Exercise directions:
Retype each entry below exactly as it stands.

Data records:

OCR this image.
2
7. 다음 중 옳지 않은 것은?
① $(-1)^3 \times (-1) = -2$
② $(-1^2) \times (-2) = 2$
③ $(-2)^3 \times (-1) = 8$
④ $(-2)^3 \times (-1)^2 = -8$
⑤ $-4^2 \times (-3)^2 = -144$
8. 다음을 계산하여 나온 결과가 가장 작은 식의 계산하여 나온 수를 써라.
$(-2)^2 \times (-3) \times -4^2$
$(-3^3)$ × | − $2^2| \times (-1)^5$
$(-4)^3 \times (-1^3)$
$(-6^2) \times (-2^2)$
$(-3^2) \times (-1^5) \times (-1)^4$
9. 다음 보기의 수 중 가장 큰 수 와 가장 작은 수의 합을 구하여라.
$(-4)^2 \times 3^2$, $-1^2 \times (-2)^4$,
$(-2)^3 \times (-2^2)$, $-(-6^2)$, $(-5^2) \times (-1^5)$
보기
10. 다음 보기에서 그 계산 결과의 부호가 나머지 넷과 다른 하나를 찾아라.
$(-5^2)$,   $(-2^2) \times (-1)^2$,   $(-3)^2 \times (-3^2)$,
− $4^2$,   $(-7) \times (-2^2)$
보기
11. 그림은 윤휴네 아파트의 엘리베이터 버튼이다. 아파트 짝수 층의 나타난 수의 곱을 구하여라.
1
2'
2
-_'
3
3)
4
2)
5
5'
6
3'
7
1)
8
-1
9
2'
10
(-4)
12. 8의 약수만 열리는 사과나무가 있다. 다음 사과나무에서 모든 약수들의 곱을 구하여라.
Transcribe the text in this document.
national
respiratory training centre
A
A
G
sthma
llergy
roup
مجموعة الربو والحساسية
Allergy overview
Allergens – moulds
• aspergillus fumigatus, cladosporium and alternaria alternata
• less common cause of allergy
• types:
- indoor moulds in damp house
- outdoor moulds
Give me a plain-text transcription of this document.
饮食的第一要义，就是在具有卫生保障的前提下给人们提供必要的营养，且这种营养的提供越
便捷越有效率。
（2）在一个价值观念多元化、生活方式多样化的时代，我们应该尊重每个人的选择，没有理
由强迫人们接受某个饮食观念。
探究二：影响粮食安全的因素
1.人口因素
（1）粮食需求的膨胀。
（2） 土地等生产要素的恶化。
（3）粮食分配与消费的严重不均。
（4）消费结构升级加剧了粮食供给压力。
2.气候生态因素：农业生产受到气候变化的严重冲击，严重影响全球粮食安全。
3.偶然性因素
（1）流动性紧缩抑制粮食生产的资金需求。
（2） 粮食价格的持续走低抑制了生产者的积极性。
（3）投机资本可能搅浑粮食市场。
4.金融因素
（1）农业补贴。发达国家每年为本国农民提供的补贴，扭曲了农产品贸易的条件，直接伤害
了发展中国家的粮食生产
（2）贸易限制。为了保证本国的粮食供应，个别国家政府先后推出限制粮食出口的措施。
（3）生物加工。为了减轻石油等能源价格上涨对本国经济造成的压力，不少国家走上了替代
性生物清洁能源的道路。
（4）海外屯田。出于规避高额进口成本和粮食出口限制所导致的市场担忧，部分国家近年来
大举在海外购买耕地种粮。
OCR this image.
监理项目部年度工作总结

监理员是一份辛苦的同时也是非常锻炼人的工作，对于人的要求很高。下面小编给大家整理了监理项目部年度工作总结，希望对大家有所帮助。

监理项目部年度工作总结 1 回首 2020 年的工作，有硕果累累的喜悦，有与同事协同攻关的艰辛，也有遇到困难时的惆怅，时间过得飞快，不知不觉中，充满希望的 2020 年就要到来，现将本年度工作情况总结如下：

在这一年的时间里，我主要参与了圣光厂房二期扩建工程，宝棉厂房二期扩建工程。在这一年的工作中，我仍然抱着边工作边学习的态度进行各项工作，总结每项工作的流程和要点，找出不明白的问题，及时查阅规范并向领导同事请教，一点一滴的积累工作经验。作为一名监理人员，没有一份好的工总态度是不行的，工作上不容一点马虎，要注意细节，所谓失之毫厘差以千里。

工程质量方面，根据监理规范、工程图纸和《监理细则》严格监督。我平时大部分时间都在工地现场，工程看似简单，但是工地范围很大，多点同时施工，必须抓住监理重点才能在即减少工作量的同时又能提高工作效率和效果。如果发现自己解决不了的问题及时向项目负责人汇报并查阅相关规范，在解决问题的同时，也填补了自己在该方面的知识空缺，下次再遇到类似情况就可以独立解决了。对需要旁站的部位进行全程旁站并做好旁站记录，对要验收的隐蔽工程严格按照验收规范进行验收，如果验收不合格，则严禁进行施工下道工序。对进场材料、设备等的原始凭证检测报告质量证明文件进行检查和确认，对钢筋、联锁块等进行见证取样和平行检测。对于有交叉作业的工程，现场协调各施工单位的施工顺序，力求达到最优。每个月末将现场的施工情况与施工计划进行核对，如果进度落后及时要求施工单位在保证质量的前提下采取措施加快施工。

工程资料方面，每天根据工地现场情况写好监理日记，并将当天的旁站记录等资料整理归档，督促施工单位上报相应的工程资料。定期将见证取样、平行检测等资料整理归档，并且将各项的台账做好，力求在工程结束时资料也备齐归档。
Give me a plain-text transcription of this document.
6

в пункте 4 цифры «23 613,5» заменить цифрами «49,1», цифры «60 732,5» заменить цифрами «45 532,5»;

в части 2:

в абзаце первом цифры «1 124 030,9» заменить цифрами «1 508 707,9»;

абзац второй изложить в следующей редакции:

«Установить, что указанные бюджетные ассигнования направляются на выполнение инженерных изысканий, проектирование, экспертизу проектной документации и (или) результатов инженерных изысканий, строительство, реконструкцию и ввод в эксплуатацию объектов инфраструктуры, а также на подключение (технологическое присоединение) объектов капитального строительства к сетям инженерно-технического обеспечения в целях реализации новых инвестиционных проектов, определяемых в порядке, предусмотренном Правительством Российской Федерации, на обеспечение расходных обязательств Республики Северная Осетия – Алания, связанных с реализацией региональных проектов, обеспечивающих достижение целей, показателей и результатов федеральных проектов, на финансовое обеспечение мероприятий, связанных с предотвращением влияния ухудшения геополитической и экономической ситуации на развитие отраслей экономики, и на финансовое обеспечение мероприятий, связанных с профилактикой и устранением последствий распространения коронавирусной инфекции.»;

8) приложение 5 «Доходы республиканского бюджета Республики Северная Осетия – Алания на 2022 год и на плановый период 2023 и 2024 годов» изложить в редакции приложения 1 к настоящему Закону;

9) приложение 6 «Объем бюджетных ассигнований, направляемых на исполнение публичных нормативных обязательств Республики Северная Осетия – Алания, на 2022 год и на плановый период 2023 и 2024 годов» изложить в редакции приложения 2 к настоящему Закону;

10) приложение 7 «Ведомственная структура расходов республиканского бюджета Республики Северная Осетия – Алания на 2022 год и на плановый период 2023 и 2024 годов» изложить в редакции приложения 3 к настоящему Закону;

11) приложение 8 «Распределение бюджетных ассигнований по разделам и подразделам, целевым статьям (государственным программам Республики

Exercise answer:
OCR this image.
2
7. 다음 중 옳지 않은 것은?
① $(-1)^3 \times (-1) = -2$
② $(-1^2) \times (-2) = 2$
③ $(-2)^3 \times (-1) = 8$
④ $(-2)^3 \times (-1)^2 = -8$
⑤ $-4^2 \times (-3)^2 = -144$
8. 다음을 계산하여 나온 결과가 가장 작은 식의 계산하여 나온 수를 써라.
$(-2)^2 \times (-3) \times -4^2$
$(-3^3)$ × | − $2^2| \times (-1)^5$
$(-4)^3 \times (-1^3)$
$(-6^2) \times (-2^2)$
$(-3^2) \times (-1^5) \times (-1)^4$
9. 다음 보기의 수 중 가장 큰 수 와 가장 작은 수의 합을 구하여라.
$(-4)^2 \times 3^2$, $-1^2 \times (-2)^4$,
$(-2)^3 \times (-2^2)$, $-(-6^2)$, $(-5^2) \times (-1^5)$
보기
10. 다음 보기에서 그 계산 결과의 부호가 나머지 넷과 다른 하나를 찾아라.
$(-5^2)$,   $(-2^2) \times (-1)^2$,   $(-3)^2 \times (-3^2)$,
− $4^2$,   $(-7) \times (-2^2)$
보기
11. 그림은 윤휴네 아파트의 엘리베이터 버튼이다. 아파트 짝수 층의 나타난 수의 곱을 구하여라.
1
2'
2
-_'
3
3)
4
2)
5
5'
6
3'
7
1)
8
-1
9
2'
10
(-4)
12. 8의 약수만 열리는 사과나무가 있다. 다음 사과나무에서 모든 약수들의 곱을 구하여라.
Transcribe the text in this document.
national
respiratory training centre
A
A
G
sthma
llergy
roup
مجموعة الربو والحساسية
Allergy overview
Allergens – moulds
• aspergillus fumigatus, cladosporium and alternaria alternata
• less common cause of allergy
• types:
- indoor moulds in damp house
- outdoor moulds
Give me a plain-text transcription of this document.
饮食的第一要义，就是在具有卫生保障的前提下给人们提供必要的营养，且这种营养的提供越
便捷越有效率。
（2）在一个价值观念多元化、生活方式多样化的时代，我们应该尊重每个人的选择，没有理
由强迫人们接受某个饮食观念。
探究二：影响粮食安全的因素
1.人口因素
（1）粮食需求的膨胀。
（2） 土地等生产要素的恶化。
（3）粮食分配与消费的严重不均。
（4）消费结构升级加剧了粮食供给压力。
2.气候生态因素：农业生产受到气候变化的严重冲击，严重影响全球粮食安全。
3.偶然性因素
（1）流动性紧缩抑制粮食生产的资金需求。
（2） 粮食价格的持续走低抑制了生产者的积极性。
（3）投机资本可能搅浑粮食市场。
4.金融因素
（1）农业补贴。发达国家每年为本国农民提供的补贴，扭曲了农产品贸易的条件，直接伤害
了发展中国家的粮食生产
（2）贸易限制。为了保证本国的粮食供应，个别国家政府先后推出限制粮食出口的措施。
（3）生物加工。为了减轻石油等能源价格上涨对本国经济造成的压力，不少国家走上了替代
性生物清洁能源的道路。
（4）海外屯田。出于规避高额进口成本和粮食出口限制所导致的市场担忧，部分国家近年来
大举在海外购买耕地种粮。
OCR this image.
监理项目部年度工作总结

监理员是一份辛苦的同时也是非常锻炼人的工作，对于人的要求很高。下面小编给大家整理了监理项目部年度工作总结，希望对大家有所帮助。

监理项目部年度工作总结 1 回首 2020 年的工作，有硕果累累的喜悦，有与同事协同攻关的艰辛，也有遇到困难时的惆怅，时间过得飞快，不知不觉中，充满希望的 2020 年就要到来，现将本年度工作情况总结如下：

在这一年的时间里，我主要参与了圣光厂房二期扩建工程，宝棉厂房二期扩建工程。在这一年的工作中，我仍然抱着边工作边学习的态度进行各项工作，总结每项工作的流程和要点，找出不明白的问题，及时查阅规范并向领导同事请教，一点一滴的积累工作经验。作为一名监理人员，没有一份好的工总态度是不行的，工作上不容一点马虎，要注意细节，所谓失之毫厘差以千里。

工程质量方面，根据监理规范、工程图纸和《监理细则》严格监督。我平时大部分时间都在工地现场，工程看似简单，但是工地范围很大，多点同时施工，必须抓住监理重点才能在即减少工作量的同时又能提高工作效率和效果。如果发现自己解决不了的问题及时向项目负责人汇报并查阅相关规范，在解决问题的同时，也填补了自己在该方面的知识空缺，下次再遇到类似情况就可以独立解决了。对需要旁站的部位进行全程旁站并做好旁站记录，对要验收的隐蔽工程严格按照验收规范进行验收，如果验收不合格，则严禁进行施工下道工序。对进场材料、设备等的原始凭证检测报告质量证明文件进行检查和确认，对钢筋、联锁块等进行见证取样和平行检测。对于有交叉作业的工程，现场协调各施工单位的施工顺序，力求达到最优。每个月末将现场的施工情况与施工计划进行核对，如果进度落后及时要求施工单位在保证质量的前提下采取措施加快施工。

工程资料方面，每天根据工地现场情况写好监理日记，并将当天的旁站记录等资料整理归档，督促施工单位上报相应的工程资料。定期将见证取样、平行检测等资料整理归档，并且将各项的台账做好，力求在工程结束时资料也备齐归档。
Give me a plain-text transcription of this document.
6

в пункте 4 цифры «23 613,5» заменить цифрами «49,1», цифры «60 732,5» заменить цифрами «45 532,5»;

в части 2:

в абзаце первом цифры «1 124 030,9» заменить цифрами «1 508 707,9»;

абзац второй изложить в следующей редакции:

«Установить, что указанные бюджетные ассигнования направляются на выполнение инженерных изысканий, проектирование, экспертизу проектной документации и (или) результатов инженерных изысканий, строительство, реконструкцию и ввод в эксплуатацию объектов инфраструктуры, а также на подключение (технологическое присоединение) объектов капитального строительства к сетям инженерно-технического обеспечения в целях реализации новых инвестиционных проектов, определяемых в порядке, предусмотренном Правительством Российской Федерации, на обеспечение расходных обязательств Республики Северная Осетия – Алания, связанных с реализацией региональных проектов, обеспечивающих достижение целей, показателей и результатов федеральных проектов, на финансовое обеспечение мероприятий, связанных с предотвращением влияния ухудшения геополитической и экономической ситуации на развитие отраслей экономики, и на финансовое обеспечение мероприятий, связанных с профилактикой и устранением последствий распространения коронавирусной инфекции.»;

8) приложение 5 «Доходы республиканского бюджета Республики Северная Осетия – Алания на 2022 год и на плановый период 2023 и 2024 годов» изложить в редакции приложения 1 к настоящему Закону;

9) приложение 6 «Объем бюджетных ассигнований, направляемых на исполнение публичных нормативных обязательств Республики Северная Осетия – Алания, на 2022 год и на плановый период 2023 и 2024 годов» изложить в редакции приложения 2 к настоящему Закону;

10) приложение 7 «Ведомственная структура расходов республиканского бюджета Республики Северная Осетия – Алания на 2022 год и на плановый период 2023 и 2024 годов» изложить в редакции приложения 3 к настоящему Закону;

11) приложение 8 «Распределение бюджетных ассигнований по разделам и подразделам, целевым статьям (государственным программам Республики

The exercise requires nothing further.